WHAT YOU NEED TO DO:
Return, unchanged, the stretch of the material below from the line containing "List each element" through the line containing "- callout-tip-icon: [730, 462, 733, 466]", both lines included.

DATASET CONTENT:
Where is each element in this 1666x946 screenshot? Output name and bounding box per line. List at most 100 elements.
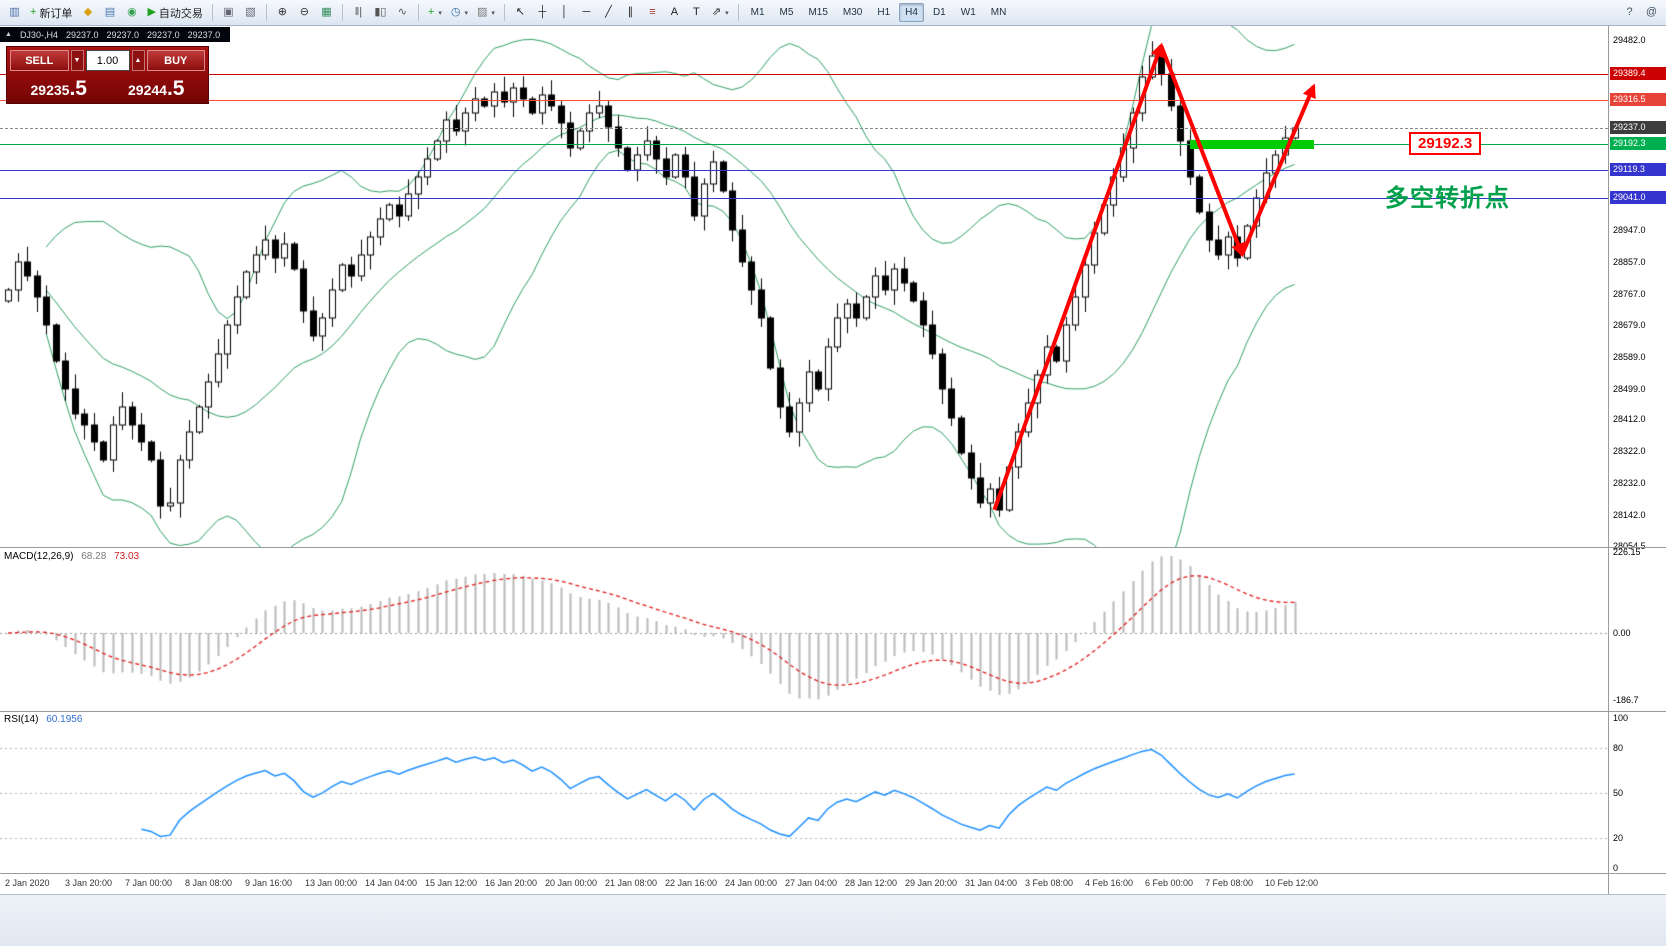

--

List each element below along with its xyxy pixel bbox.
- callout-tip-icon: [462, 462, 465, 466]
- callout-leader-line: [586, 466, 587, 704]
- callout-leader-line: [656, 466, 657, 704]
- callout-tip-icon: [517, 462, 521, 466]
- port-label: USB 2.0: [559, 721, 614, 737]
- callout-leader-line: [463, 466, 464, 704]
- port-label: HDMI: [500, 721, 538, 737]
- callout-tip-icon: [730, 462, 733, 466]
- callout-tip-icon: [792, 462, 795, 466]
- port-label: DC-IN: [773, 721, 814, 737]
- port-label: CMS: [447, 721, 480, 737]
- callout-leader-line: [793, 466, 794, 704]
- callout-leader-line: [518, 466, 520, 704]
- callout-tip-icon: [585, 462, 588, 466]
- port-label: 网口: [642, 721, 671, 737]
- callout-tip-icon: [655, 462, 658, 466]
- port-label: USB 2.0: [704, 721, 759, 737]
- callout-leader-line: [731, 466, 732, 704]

SOLUTION:
List each element below along with its xyxy pixel bbox.
- callout-tip-icon: [462, 462, 465, 466]
- callout-leader-line: [586, 466, 587, 704]
- callout-leader-line: [656, 466, 657, 704]
- callout-tip-icon: [517, 462, 521, 466]
- port-label: USB 2.0: [559, 721, 614, 737]
- callout-leader-line: [463, 466, 464, 704]
- port-label: HDMI: [500, 721, 538, 737]
- callout-tip-icon: [730, 462, 733, 466]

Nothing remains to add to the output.